### Work required:
Could you repeat the records below exactly, leaving out any pictures?

═════ Input for this task

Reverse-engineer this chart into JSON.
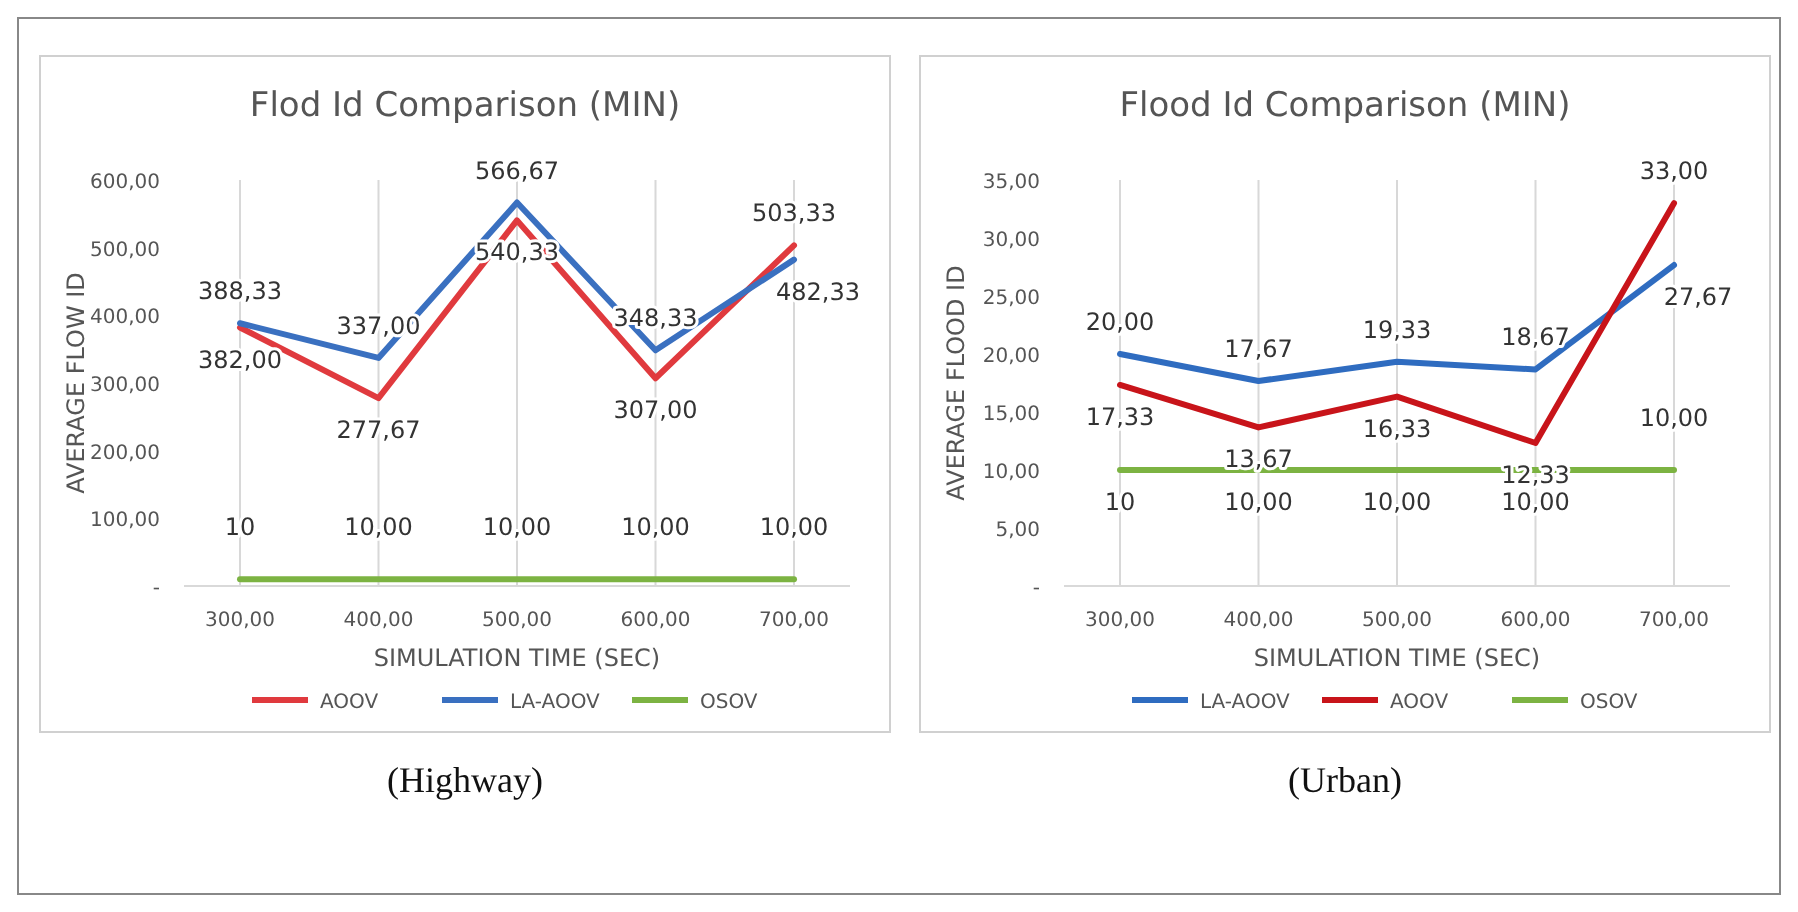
{
  "chart_data": [
    {
      "type": "line",
      "title": "Flod Id Comparison (MIN)",
      "xlabel": "SIMULATION TIME (SEC)",
      "ylabel": "AVERAGE FLOW ID",
      "categories": [
        "300,00",
        "400,00",
        "500,00",
        "600,00",
        "700,00"
      ],
      "series": [
        {
          "name": "AOOV",
          "color": "#e03a3e",
          "values": [
            382,
            277.67,
            540.33,
            307,
            503.33
          ],
          "value_labels": [
            "382,00",
            "277,67",
            "540,33",
            "307,00",
            "503,33"
          ]
        },
        {
          "name": "LA-AOOV",
          "color": "#3a70c0",
          "values": [
            388.33,
            337,
            566.67,
            348.33,
            482.33
          ],
          "value_labels": [
            "388,33",
            "337,00",
            "566,67",
            "348,33",
            "482,33"
          ]
        },
        {
          "name": "OSOV",
          "color": "#7cb342",
          "values": [
            10,
            10,
            10,
            10,
            10
          ],
          "value_labels": [
            "10",
            "10,00",
            "10,00",
            "10,00",
            "10,00"
          ]
        }
      ],
      "ylim": [
        0,
        600
      ],
      "yticks": [
        {
          "value": 0,
          "label": "-"
        },
        {
          "value": 100,
          "label": "100,00"
        },
        {
          "value": 200,
          "label": "200,00"
        },
        {
          "value": 300,
          "label": "300,00"
        },
        {
          "value": 400,
          "label": "400,00"
        },
        {
          "value": 500,
          "label": "500,00"
        },
        {
          "value": 600,
          "label": "600,00"
        }
      ],
      "grid": "x",
      "legend": "bottom",
      "annotations": [
        "(Highway)"
      ]
    },
    {
      "type": "line",
      "title": "Flood Id Comparison (MIN)",
      "xlabel": "SIMULATION TIME (SEC)",
      "ylabel": "AVERAGE FLOOD ID",
      "categories": [
        "300,00",
        "400,00",
        "500,00",
        "600,00",
        "700,00"
      ],
      "series": [
        {
          "name": "LA-AOOV",
          "color": "#2f6cc0",
          "values": [
            20,
            17.67,
            19.33,
            18.67,
            27.67
          ],
          "value_labels": [
            "20,00",
            "17,67",
            "19,33",
            "18,67",
            "27,67"
          ]
        },
        {
          "name": "AOOV",
          "color": "#c8141a",
          "values": [
            17.33,
            13.67,
            16.33,
            12.33,
            33
          ],
          "value_labels": [
            "17,33",
            "13,67",
            "16,33",
            "12,33",
            "33,00"
          ]
        },
        {
          "name": "OSOV",
          "color": "#7cb342",
          "values": [
            10,
            10,
            10,
            10,
            10
          ],
          "value_labels": [
            "10",
            "10,00",
            "10,00",
            "10,00",
            "10,00"
          ]
        }
      ],
      "ylim": [
        0,
        35
      ],
      "yticks": [
        {
          "value": 0,
          "label": "-"
        },
        {
          "value": 5,
          "label": "5,00"
        },
        {
          "value": 10,
          "label": "10,00"
        },
        {
          "value": 15,
          "label": "15,00"
        },
        {
          "value": 20,
          "label": "20,00"
        },
        {
          "value": 25,
          "label": "25,00"
        },
        {
          "value": 30,
          "label": "30,00"
        },
        {
          "value": 35,
          "label": "35,00"
        }
      ],
      "grid": "x",
      "legend": "bottom",
      "annotations": [
        "(Urban)"
      ]
    }
  ]
}
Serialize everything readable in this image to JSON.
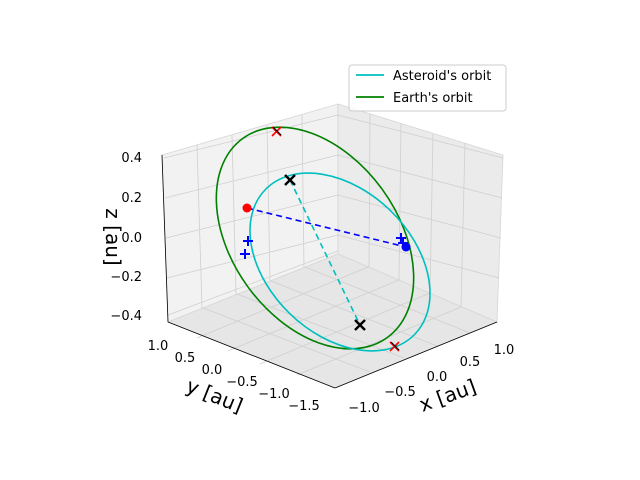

══════════

### Complete response:
Reverse-engineer this chart into JSON.
{
  "chart_data": [
    {
      "type": "line",
      "title": "Flod Id Comparison (MIN)",
      "xlabel": "SIMULATION TIME (SEC)",
      "ylabel": "AVERAGE FLOW ID",
      "categories": [
        "300,00",
        "400,00",
        "500,00",
        "600,00",
        "700,00"
      ],
      "series": [
        {
          "name": "AOOV",
          "color": "#e03a3e",
          "values": [
            382,
            277.67,
            540.33,
            307,
            503.33
          ],
          "value_labels": [
            "382,00",
            "277,67",
            "540,33",
            "307,00",
            "503,33"
          ]
        },
        {
          "name": "LA-AOOV",
          "color": "#3a70c0",
          "values": [
            388.33,
            337,
            566.67,
            348.33,
            482.33
          ],
          "value_labels": [
            "388,33",
            "337,00",
            "566,67",
            "348,33",
            "482,33"
          ]
        },
        {
          "name": "OSOV",
          "color": "#7cb342",
          "values": [
            10,
            10,
            10,
            10,
            10
          ],
          "value_labels": [
            "10",
            "10,00",
            "10,00",
            "10,00",
            "10,00"
          ]
        }
      ],
      "ylim": [
        0,
        600
      ],
      "yticks": [
        {
          "value": 0,
          "label": "-"
        },
        {
          "value": 100,
          "label": "100,00"
        },
        {
          "value": 200,
          "label": "200,00"
        },
        {
          "value": 300,
          "label": "300,00"
        },
        {
          "value": 400,
          "label": "400,00"
        },
        {
          "value": 500,
          "label": "500,00"
        },
        {
          "value": 600,
          "label": "600,00"
        }
      ],
      "grid": "x",
      "legend": "bottom",
      "annotations": [
        "(Highway)"
      ]
    },
    {
      "type": "line",
      "title": "Flood Id Comparison (MIN)",
      "xlabel": "SIMULATION TIME (SEC)",
      "ylabel": "AVERAGE FLOOD ID",
      "categories": [
        "300,00",
        "400,00",
        "500,00",
        "600,00",
        "700,00"
      ],
      "series": [
        {
          "name": "LA-AOOV",
          "color": "#2f6cc0",
          "values": [
            20,
            17.67,
            19.33,
            18.67,
            27.67
          ],
          "value_labels": [
            "20,00",
            "17,67",
            "19,33",
            "18,67",
            "27,67"
          ]
        },
        {
          "name": "AOOV",
          "color": "#c8141a",
          "values": [
            17.33,
            13.67,
            16.33,
            12.33,
            33
          ],
          "value_labels": [
            "17,33",
            "13,67",
            "16,33",
            "12,33",
            "33,00"
          ]
        },
        {
          "name": "OSOV",
          "color": "#7cb342",
          "values": [
            10,
            10,
            10,
            10,
            10
          ],
          "value_labels": [
            "10",
            "10,00",
            "10,00",
            "10,00",
            "10,00"
          ]
        }
      ],
      "ylim": [
        0,
        35
      ],
      "yticks": [
        {
          "value": 0,
          "label": "-"
        },
        {
          "value": 5,
          "label": "5,00"
        },
        {
          "value": 10,
          "label": "10,00"
        },
        {
          "value": 15,
          "label": "15,00"
        },
        {
          "value": 20,
          "label": "20,00"
        },
        {
          "value": 25,
          "label": "25,00"
        },
        {
          "value": 30,
          "label": "30,00"
        },
        {
          "value": 35,
          "label": "35,00"
        }
      ],
      "grid": "x",
      "legend": "bottom",
      "annotations": [
        "(Urban)"
      ]
    }
  ]
}
Serialize everything readable in this image to JSON.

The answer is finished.